(Source records)
↓↓↓

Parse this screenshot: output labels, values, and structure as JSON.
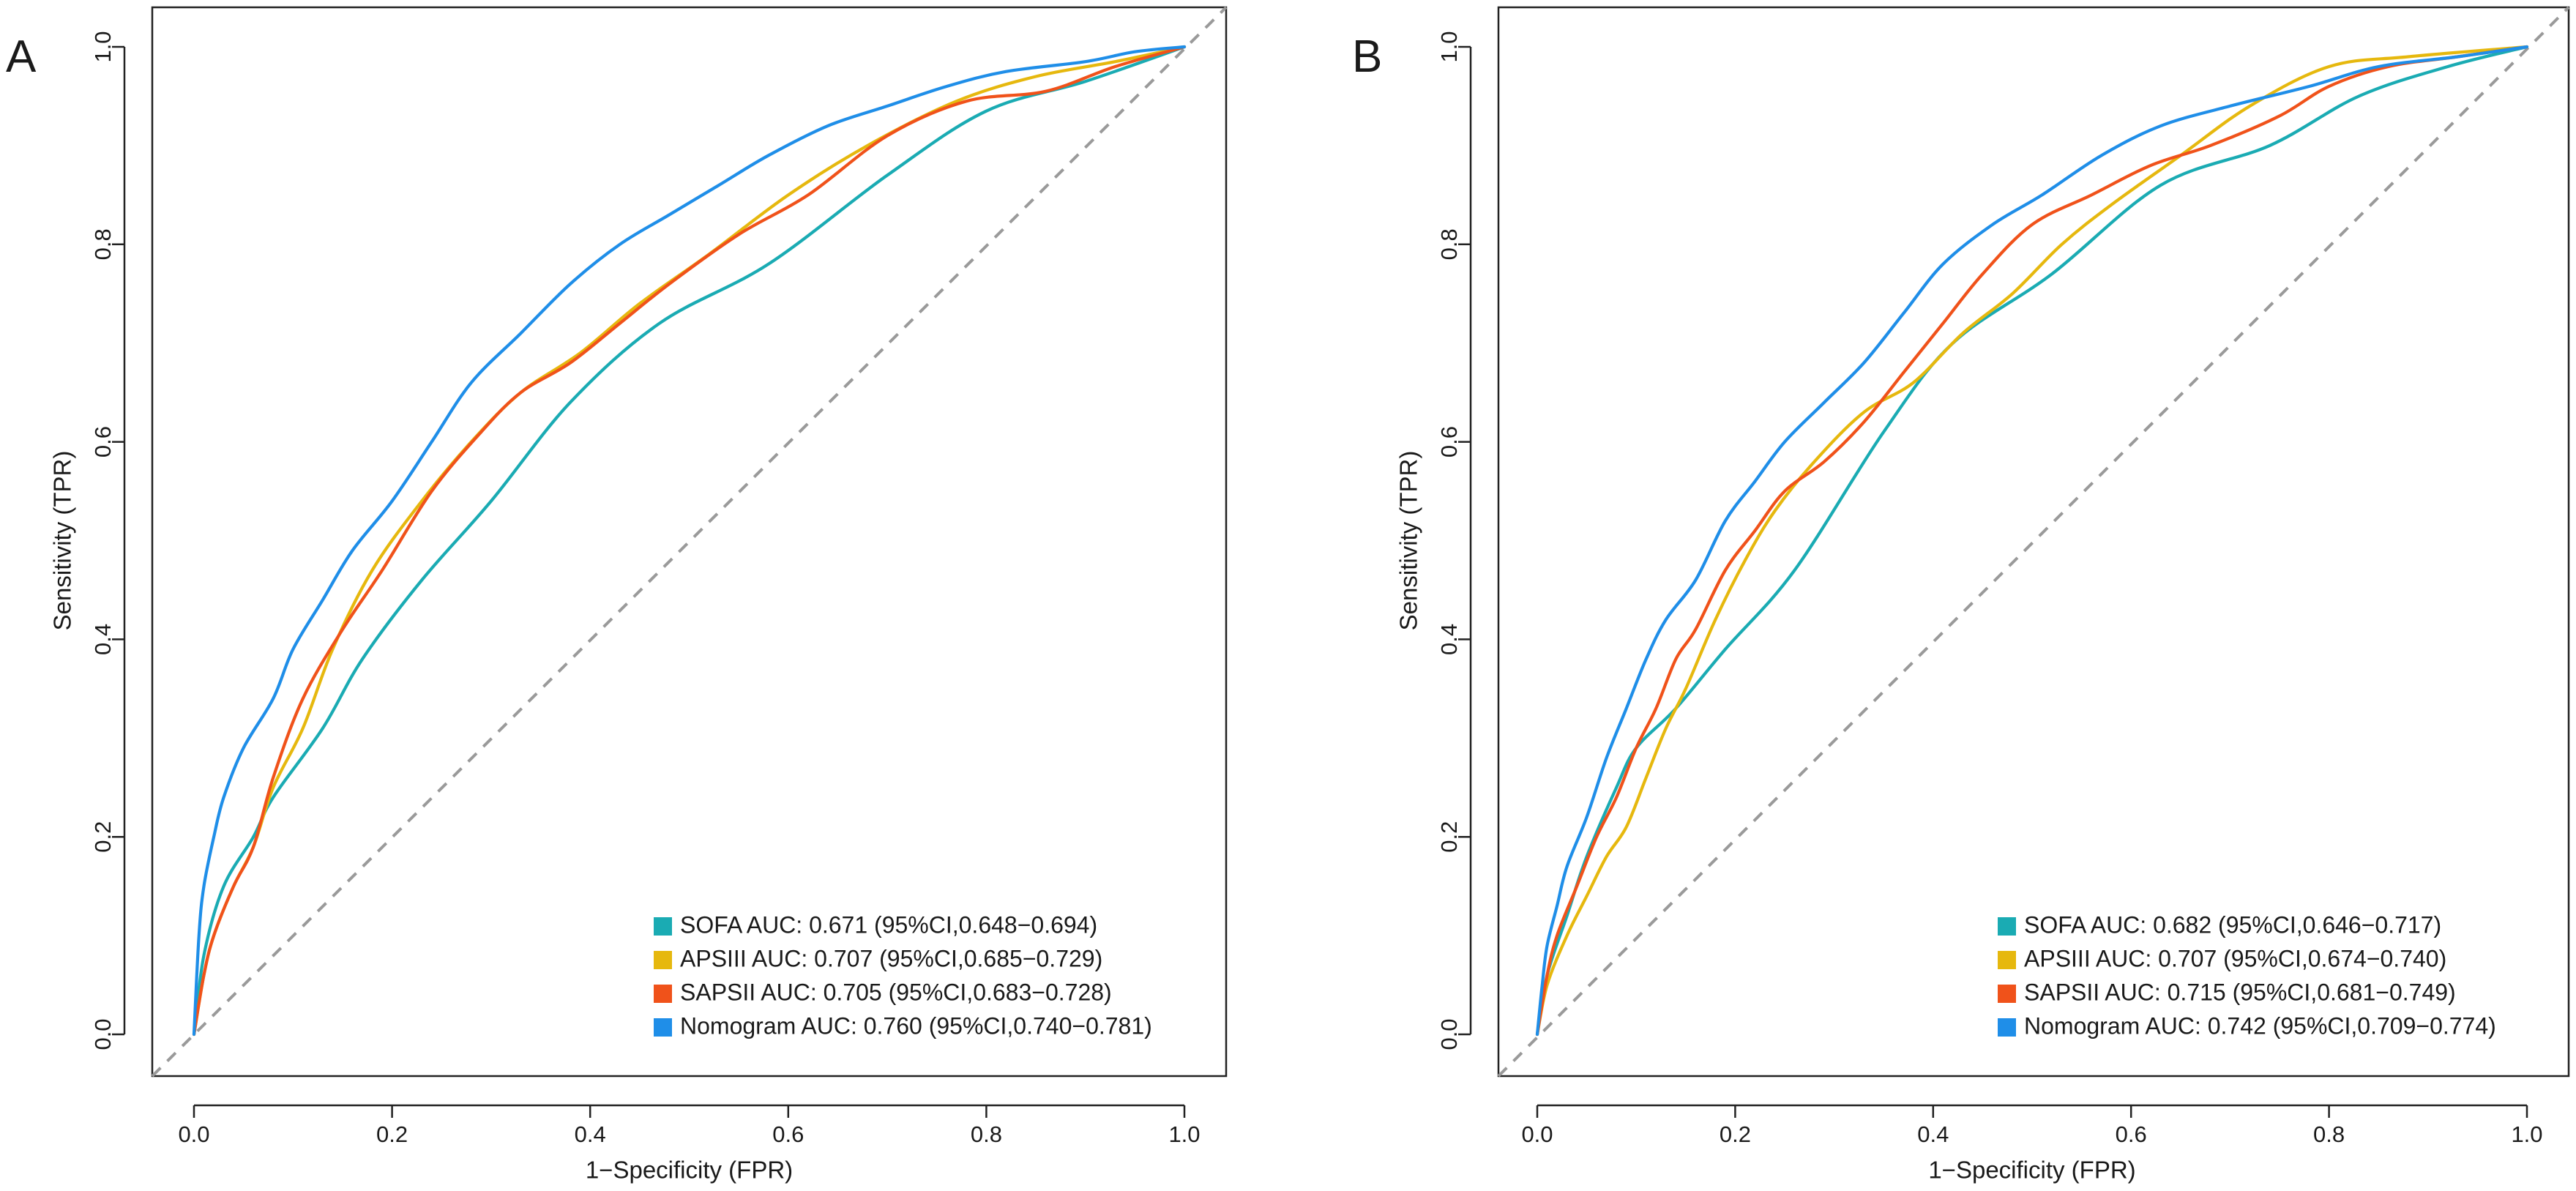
{
  "chart_data": [
    {
      "type": "line",
      "panel_label": "A",
      "xlabel": "1−Specificity (FPR)",
      "ylabel": "Sensitivity (TPR)",
      "xlim": [
        0,
        1
      ],
      "ylim": [
        0,
        1
      ],
      "xticks": [
        "0.0",
        "0.2",
        "0.4",
        "0.6",
        "0.8",
        "1.0"
      ],
      "yticks": [
        "0.0",
        "0.2",
        "0.4",
        "0.6",
        "0.8",
        "1.0"
      ],
      "reference_line": "diagonal dashed",
      "legend_position": "bottom-right",
      "series": [
        {
          "name": "SOFA AUC: 0.671 (95%CI,0.648−0.694)",
          "color": "#1aabb3",
          "x": [
            0,
            0.01,
            0.03,
            0.06,
            0.08,
            0.13,
            0.17,
            0.23,
            0.3,
            0.38,
            0.47,
            0.58,
            0.7,
            0.8,
            0.9,
            1.0
          ],
          "y": [
            0,
            0.08,
            0.15,
            0.2,
            0.24,
            0.31,
            0.38,
            0.46,
            0.54,
            0.64,
            0.72,
            0.78,
            0.87,
            0.935,
            0.965,
            1.0
          ]
        },
        {
          "name": "APSIII AUC: 0.707 (95%CI,0.685−0.729)",
          "color": "#e6b80e",
          "x": [
            0,
            0.01,
            0.02,
            0.04,
            0.06,
            0.08,
            0.11,
            0.14,
            0.18,
            0.23,
            0.28,
            0.33,
            0.39,
            0.45,
            0.52,
            0.6,
            0.68,
            0.77,
            0.85,
            0.93,
            1.0
          ],
          "y": [
            0,
            0.06,
            0.1,
            0.15,
            0.19,
            0.25,
            0.31,
            0.39,
            0.47,
            0.54,
            0.6,
            0.65,
            0.69,
            0.74,
            0.79,
            0.85,
            0.9,
            0.945,
            0.97,
            0.985,
            1.0
          ]
        },
        {
          "name": "SAPSII AUC: 0.705 (95%CI,0.683−0.728)",
          "color": "#f0521a",
          "x": [
            0,
            0.01,
            0.02,
            0.04,
            0.06,
            0.08,
            0.11,
            0.15,
            0.19,
            0.24,
            0.29,
            0.33,
            0.38,
            0.43,
            0.48,
            0.55,
            0.62,
            0.7,
            0.78,
            0.86,
            0.93,
            1.0
          ],
          "y": [
            0,
            0.06,
            0.1,
            0.15,
            0.19,
            0.26,
            0.34,
            0.41,
            0.47,
            0.55,
            0.61,
            0.65,
            0.68,
            0.72,
            0.76,
            0.81,
            0.85,
            0.91,
            0.945,
            0.955,
            0.98,
            1.0
          ]
        },
        {
          "name": "Nomogram AUC: 0.760 (95%CI,0.740−0.781)",
          "color": "#1f8ee8",
          "x": [
            0,
            0.005,
            0.01,
            0.02,
            0.03,
            0.05,
            0.08,
            0.1,
            0.13,
            0.16,
            0.2,
            0.24,
            0.28,
            0.33,
            0.38,
            0.43,
            0.48,
            0.53,
            0.58,
            0.64,
            0.7,
            0.76,
            0.82,
            0.9,
            0.95,
            1.0
          ],
          "y": [
            0,
            0.1,
            0.15,
            0.2,
            0.24,
            0.29,
            0.34,
            0.39,
            0.44,
            0.49,
            0.54,
            0.6,
            0.66,
            0.71,
            0.76,
            0.8,
            0.83,
            0.86,
            0.89,
            0.92,
            0.94,
            0.96,
            0.975,
            0.985,
            0.995,
            1.0
          ]
        }
      ]
    },
    {
      "type": "line",
      "panel_label": "B",
      "xlabel": "1−Specificity (FPR)",
      "ylabel": "Sensitivity (TPR)",
      "xlim": [
        0,
        1
      ],
      "ylim": [
        0,
        1
      ],
      "xticks": [
        "0.0",
        "0.2",
        "0.4",
        "0.6",
        "0.8",
        "1.0"
      ],
      "yticks": [
        "0.0",
        "0.2",
        "0.4",
        "0.6",
        "0.8",
        "1.0"
      ],
      "reference_line": "diagonal dashed",
      "legend_position": "bottom-right",
      "series": [
        {
          "name": "SOFA AUC: 0.682 (95%CI,0.646−0.717)",
          "color": "#1aabb3",
          "x": [
            0,
            0.01,
            0.03,
            0.05,
            0.08,
            0.1,
            0.14,
            0.19,
            0.26,
            0.35,
            0.42,
            0.52,
            0.63,
            0.74,
            0.83,
            0.92,
            1.0
          ],
          "y": [
            0,
            0.06,
            0.12,
            0.18,
            0.25,
            0.29,
            0.33,
            0.39,
            0.47,
            0.61,
            0.7,
            0.77,
            0.86,
            0.9,
            0.95,
            0.98,
            1.0
          ]
        },
        {
          "name": "APSIII AUC: 0.707 (95%CI,0.674−0.740)",
          "color": "#e6b80e",
          "x": [
            0,
            0.01,
            0.03,
            0.05,
            0.07,
            0.09,
            0.11,
            0.13,
            0.15,
            0.18,
            0.21,
            0.24,
            0.28,
            0.33,
            0.38,
            0.43,
            0.48,
            0.53,
            0.58,
            0.65,
            0.72,
            0.8,
            0.88,
            1.0
          ],
          "y": [
            0,
            0.05,
            0.1,
            0.14,
            0.18,
            0.21,
            0.26,
            0.31,
            0.35,
            0.42,
            0.48,
            0.53,
            0.58,
            0.63,
            0.66,
            0.71,
            0.75,
            0.8,
            0.84,
            0.89,
            0.94,
            0.98,
            0.99,
            1.0
          ]
        },
        {
          "name": "SAPSII AUC: 0.715 (95%CI,0.681−0.749)",
          "color": "#f0521a",
          "x": [
            0,
            0.01,
            0.02,
            0.04,
            0.06,
            0.08,
            0.1,
            0.12,
            0.14,
            0.16,
            0.19,
            0.22,
            0.25,
            0.29,
            0.33,
            0.37,
            0.41,
            0.45,
            0.5,
            0.56,
            0.62,
            0.68,
            0.75,
            0.8,
            0.86,
            0.93,
            1.0
          ],
          "y": [
            0,
            0.06,
            0.1,
            0.15,
            0.2,
            0.24,
            0.29,
            0.33,
            0.38,
            0.41,
            0.47,
            0.51,
            0.55,
            0.58,
            0.62,
            0.67,
            0.72,
            0.77,
            0.82,
            0.85,
            0.88,
            0.9,
            0.93,
            0.96,
            0.98,
            0.99,
            1.0
          ]
        },
        {
          "name": "Nomogram AUC: 0.742 (95%CI,0.709−0.774)",
          "color": "#1f8ee8",
          "x": [
            0,
            0.005,
            0.01,
            0.02,
            0.03,
            0.05,
            0.07,
            0.09,
            0.11,
            0.13,
            0.16,
            0.19,
            0.22,
            0.25,
            0.29,
            0.33,
            0.37,
            0.41,
            0.46,
            0.51,
            0.57,
            0.63,
            0.7,
            0.78,
            0.85,
            0.93,
            1.0
          ],
          "y": [
            0,
            0.05,
            0.09,
            0.13,
            0.17,
            0.22,
            0.28,
            0.33,
            0.38,
            0.42,
            0.46,
            0.52,
            0.56,
            0.6,
            0.64,
            0.68,
            0.73,
            0.78,
            0.82,
            0.85,
            0.89,
            0.92,
            0.94,
            0.96,
            0.98,
            0.99,
            1.0
          ]
        }
      ]
    }
  ]
}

↑↑↑

TASK:
Output the records above exactly as they are, leaving out the pictures.

TASK RESPONSE:
Parse this screenshot: output labels, values, and structure as JSON.
{
  "chart_data": [
    {
      "type": "line",
      "panel_label": "A",
      "xlabel": "1−Specificity (FPR)",
      "ylabel": "Sensitivity (TPR)",
      "xlim": [
        0,
        1
      ],
      "ylim": [
        0,
        1
      ],
      "xticks": [
        "0.0",
        "0.2",
        "0.4",
        "0.6",
        "0.8",
        "1.0"
      ],
      "yticks": [
        "0.0",
        "0.2",
        "0.4",
        "0.6",
        "0.8",
        "1.0"
      ],
      "reference_line": "diagonal dashed",
      "legend_position": "bottom-right",
      "series": [
        {
          "name": "SOFA AUC: 0.671 (95%CI,0.648−0.694)",
          "color": "#1aabb3",
          "x": [
            0,
            0.01,
            0.03,
            0.06,
            0.08,
            0.13,
            0.17,
            0.23,
            0.3,
            0.38,
            0.47,
            0.58,
            0.7,
            0.8,
            0.9,
            1.0
          ],
          "y": [
            0,
            0.08,
            0.15,
            0.2,
            0.24,
            0.31,
            0.38,
            0.46,
            0.54,
            0.64,
            0.72,
            0.78,
            0.87,
            0.935,
            0.965,
            1.0
          ]
        },
        {
          "name": "APSIII AUC: 0.707 (95%CI,0.685−0.729)",
          "color": "#e6b80e",
          "x": [
            0,
            0.01,
            0.02,
            0.04,
            0.06,
            0.08,
            0.11,
            0.14,
            0.18,
            0.23,
            0.28,
            0.33,
            0.39,
            0.45,
            0.52,
            0.6,
            0.68,
            0.77,
            0.85,
            0.93,
            1.0
          ],
          "y": [
            0,
            0.06,
            0.1,
            0.15,
            0.19,
            0.25,
            0.31,
            0.39,
            0.47,
            0.54,
            0.6,
            0.65,
            0.69,
            0.74,
            0.79,
            0.85,
            0.9,
            0.945,
            0.97,
            0.985,
            1.0
          ]
        },
        {
          "name": "SAPSII AUC: 0.705 (95%CI,0.683−0.728)",
          "color": "#f0521a",
          "x": [
            0,
            0.01,
            0.02,
            0.04,
            0.06,
            0.08,
            0.11,
            0.15,
            0.19,
            0.24,
            0.29,
            0.33,
            0.38,
            0.43,
            0.48,
            0.55,
            0.62,
            0.7,
            0.78,
            0.86,
            0.93,
            1.0
          ],
          "y": [
            0,
            0.06,
            0.1,
            0.15,
            0.19,
            0.26,
            0.34,
            0.41,
            0.47,
            0.55,
            0.61,
            0.65,
            0.68,
            0.72,
            0.76,
            0.81,
            0.85,
            0.91,
            0.945,
            0.955,
            0.98,
            1.0
          ]
        },
        {
          "name": "Nomogram AUC: 0.760 (95%CI,0.740−0.781)",
          "color": "#1f8ee8",
          "x": [
            0,
            0.005,
            0.01,
            0.02,
            0.03,
            0.05,
            0.08,
            0.1,
            0.13,
            0.16,
            0.2,
            0.24,
            0.28,
            0.33,
            0.38,
            0.43,
            0.48,
            0.53,
            0.58,
            0.64,
            0.7,
            0.76,
            0.82,
            0.9,
            0.95,
            1.0
          ],
          "y": [
            0,
            0.1,
            0.15,
            0.2,
            0.24,
            0.29,
            0.34,
            0.39,
            0.44,
            0.49,
            0.54,
            0.6,
            0.66,
            0.71,
            0.76,
            0.8,
            0.83,
            0.86,
            0.89,
            0.92,
            0.94,
            0.96,
            0.975,
            0.985,
            0.995,
            1.0
          ]
        }
      ]
    },
    {
      "type": "line",
      "panel_label": "B",
      "xlabel": "1−Specificity (FPR)",
      "ylabel": "Sensitivity (TPR)",
      "xlim": [
        0,
        1
      ],
      "ylim": [
        0,
        1
      ],
      "xticks": [
        "0.0",
        "0.2",
        "0.4",
        "0.6",
        "0.8",
        "1.0"
      ],
      "yticks": [
        "0.0",
        "0.2",
        "0.4",
        "0.6",
        "0.8",
        "1.0"
      ],
      "reference_line": "diagonal dashed",
      "legend_position": "bottom-right",
      "series": [
        {
          "name": "SOFA AUC: 0.682 (95%CI,0.646−0.717)",
          "color": "#1aabb3",
          "x": [
            0,
            0.01,
            0.03,
            0.05,
            0.08,
            0.1,
            0.14,
            0.19,
            0.26,
            0.35,
            0.42,
            0.52,
            0.63,
            0.74,
            0.83,
            0.92,
            1.0
          ],
          "y": [
            0,
            0.06,
            0.12,
            0.18,
            0.25,
            0.29,
            0.33,
            0.39,
            0.47,
            0.61,
            0.7,
            0.77,
            0.86,
            0.9,
            0.95,
            0.98,
            1.0
          ]
        },
        {
          "name": "APSIII AUC: 0.707 (95%CI,0.674−0.740)",
          "color": "#e6b80e",
          "x": [
            0,
            0.01,
            0.03,
            0.05,
            0.07,
            0.09,
            0.11,
            0.13,
            0.15,
            0.18,
            0.21,
            0.24,
            0.28,
            0.33,
            0.38,
            0.43,
            0.48,
            0.53,
            0.58,
            0.65,
            0.72,
            0.8,
            0.88,
            1.0
          ],
          "y": [
            0,
            0.05,
            0.1,
            0.14,
            0.18,
            0.21,
            0.26,
            0.31,
            0.35,
            0.42,
            0.48,
            0.53,
            0.58,
            0.63,
            0.66,
            0.71,
            0.75,
            0.8,
            0.84,
            0.89,
            0.94,
            0.98,
            0.99,
            1.0
          ]
        },
        {
          "name": "SAPSII AUC: 0.715 (95%CI,0.681−0.749)",
          "color": "#f0521a",
          "x": [
            0,
            0.01,
            0.02,
            0.04,
            0.06,
            0.08,
            0.1,
            0.12,
            0.14,
            0.16,
            0.19,
            0.22,
            0.25,
            0.29,
            0.33,
            0.37,
            0.41,
            0.45,
            0.5,
            0.56,
            0.62,
            0.68,
            0.75,
            0.8,
            0.86,
            0.93,
            1.0
          ],
          "y": [
            0,
            0.06,
            0.1,
            0.15,
            0.2,
            0.24,
            0.29,
            0.33,
            0.38,
            0.41,
            0.47,
            0.51,
            0.55,
            0.58,
            0.62,
            0.67,
            0.72,
            0.77,
            0.82,
            0.85,
            0.88,
            0.9,
            0.93,
            0.96,
            0.98,
            0.99,
            1.0
          ]
        },
        {
          "name": "Nomogram AUC: 0.742 (95%CI,0.709−0.774)",
          "color": "#1f8ee8",
          "x": [
            0,
            0.005,
            0.01,
            0.02,
            0.03,
            0.05,
            0.07,
            0.09,
            0.11,
            0.13,
            0.16,
            0.19,
            0.22,
            0.25,
            0.29,
            0.33,
            0.37,
            0.41,
            0.46,
            0.51,
            0.57,
            0.63,
            0.7,
            0.78,
            0.85,
            0.93,
            1.0
          ],
          "y": [
            0,
            0.05,
            0.09,
            0.13,
            0.17,
            0.22,
            0.28,
            0.33,
            0.38,
            0.42,
            0.46,
            0.52,
            0.56,
            0.6,
            0.64,
            0.68,
            0.73,
            0.78,
            0.82,
            0.85,
            0.89,
            0.92,
            0.94,
            0.96,
            0.98,
            0.99,
            1.0
          ]
        }
      ]
    }
  ]
}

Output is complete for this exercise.